* **WHAT THIS TASK INVOLVES**:
What follows is a set of records; repeat all of them exactly.
[Start of DATA TO PROCESS]
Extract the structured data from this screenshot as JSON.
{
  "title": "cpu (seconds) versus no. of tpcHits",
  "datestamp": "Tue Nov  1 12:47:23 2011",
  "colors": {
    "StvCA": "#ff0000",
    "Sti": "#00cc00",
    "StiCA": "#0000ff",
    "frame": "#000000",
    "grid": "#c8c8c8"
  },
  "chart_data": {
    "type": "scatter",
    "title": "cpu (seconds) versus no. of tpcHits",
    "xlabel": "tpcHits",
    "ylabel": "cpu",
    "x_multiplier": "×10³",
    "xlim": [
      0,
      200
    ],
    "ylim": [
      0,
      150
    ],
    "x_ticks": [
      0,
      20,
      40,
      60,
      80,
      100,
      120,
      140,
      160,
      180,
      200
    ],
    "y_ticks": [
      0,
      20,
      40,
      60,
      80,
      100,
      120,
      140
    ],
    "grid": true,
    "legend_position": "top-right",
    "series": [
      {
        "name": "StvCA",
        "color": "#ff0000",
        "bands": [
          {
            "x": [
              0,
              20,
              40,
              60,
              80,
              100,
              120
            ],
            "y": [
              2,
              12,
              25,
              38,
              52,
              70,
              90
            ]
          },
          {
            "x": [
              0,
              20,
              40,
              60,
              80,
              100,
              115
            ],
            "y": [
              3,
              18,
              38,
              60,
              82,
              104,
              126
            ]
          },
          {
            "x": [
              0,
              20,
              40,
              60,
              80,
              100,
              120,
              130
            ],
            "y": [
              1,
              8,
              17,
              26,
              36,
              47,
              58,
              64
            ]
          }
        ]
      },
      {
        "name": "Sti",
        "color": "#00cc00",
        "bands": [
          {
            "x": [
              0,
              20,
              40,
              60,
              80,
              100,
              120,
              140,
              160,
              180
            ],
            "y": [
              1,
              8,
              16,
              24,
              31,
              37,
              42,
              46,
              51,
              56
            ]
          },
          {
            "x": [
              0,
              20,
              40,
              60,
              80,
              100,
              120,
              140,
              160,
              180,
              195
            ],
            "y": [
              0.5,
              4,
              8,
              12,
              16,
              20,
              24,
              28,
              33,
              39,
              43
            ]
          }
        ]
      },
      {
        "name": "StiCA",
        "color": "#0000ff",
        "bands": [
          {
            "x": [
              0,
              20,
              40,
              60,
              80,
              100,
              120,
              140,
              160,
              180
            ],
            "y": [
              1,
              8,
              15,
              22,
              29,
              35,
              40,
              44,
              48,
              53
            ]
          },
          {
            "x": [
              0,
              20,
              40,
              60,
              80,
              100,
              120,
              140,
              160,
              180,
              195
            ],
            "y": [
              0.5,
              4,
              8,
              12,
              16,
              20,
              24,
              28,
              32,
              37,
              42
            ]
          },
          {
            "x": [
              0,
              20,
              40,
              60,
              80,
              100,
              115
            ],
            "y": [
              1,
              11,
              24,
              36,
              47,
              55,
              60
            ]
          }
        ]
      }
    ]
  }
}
[End of DATA TO PROCESS]
* **FULL OUTPUT**:
Extract the structured data from this screenshot as JSON.
{
  "title": "cpu (seconds) versus no. of tpcHits",
  "datestamp": "Tue Nov  1 12:47:23 2011",
  "colors": {
    "StvCA": "#ff0000",
    "Sti": "#00cc00",
    "StiCA": "#0000ff",
    "frame": "#000000",
    "grid": "#c8c8c8"
  },
  "chart_data": {
    "type": "scatter",
    "title": "cpu (seconds) versus no. of tpcHits",
    "xlabel": "tpcHits",
    "ylabel": "cpu",
    "x_multiplier": "×10³",
    "xlim": [
      0,
      200
    ],
    "ylim": [
      0,
      150
    ],
    "x_ticks": [
      0,
      20,
      40,
      60,
      80,
      100,
      120,
      140,
      160,
      180,
      200
    ],
    "y_ticks": [
      0,
      20,
      40,
      60,
      80,
      100,
      120,
      140
    ],
    "grid": true,
    "legend_position": "top-right",
    "series": [
      {
        "name": "StvCA",
        "color": "#ff0000",
        "bands": [
          {
            "x": [
              0,
              20,
              40,
              60,
              80,
              100,
              120
            ],
            "y": [
              2,
              12,
              25,
              38,
              52,
              70,
              90
            ]
          },
          {
            "x": [
              0,
              20,
              40,
              60,
              80,
              100,
              115
            ],
            "y": [
              3,
              18,
              38,
              60,
              82,
              104,
              126
            ]
          },
          {
            "x": [
              0,
              20,
              40,
              60,
              80,
              100,
              120,
              130
            ],
            "y": [
              1,
              8,
              17,
              26,
              36,
              47,
              58,
              64
            ]
          }
        ]
      },
      {
        "name": "Sti",
        "color": "#00cc00",
        "bands": [
          {
            "x": [
              0,
              20,
              40,
              60,
              80,
              100,
              120,
              140,
              160,
              180
            ],
            "y": [
              1,
              8,
              16,
              24,
              31,
              37,
              42,
              46,
              51,
              56
            ]
          },
          {
            "x": [
              0,
              20,
              40,
              60,
              80,
              100,
              120,
              140,
              160,
              180,
              195
            ],
            "y": [
              0.5,
              4,
              8,
              12,
              16,
              20,
              24,
              28,
              33,
              39,
              43
            ]
          }
        ]
      },
      {
        "name": "StiCA",
        "color": "#0000ff",
        "bands": [
          {
            "x": [
              0,
              20,
              40,
              60,
              80,
              100,
              120,
              140,
              160,
              180
            ],
            "y": [
              1,
              8,
              15,
              22,
              29,
              35,
              40,
              44,
              48,
              53
            ]
          },
          {
            "x": [
              0,
              20,
              40,
              60,
              80,
              100,
              120,
              140,
              160,
              180,
              195
            ],
            "y": [
              0.5,
              4,
              8,
              12,
              16,
              20,
              24,
              28,
              32,
              37,
              42
            ]
          },
          {
            "x": [
              0,
              20,
              40,
              60,
              80,
              100,
              115
            ],
            "y": [
              1,
              11,
              24,
              36,
              47,
              55,
              60
            ]
          }
        ]
      }
    ]
  }
}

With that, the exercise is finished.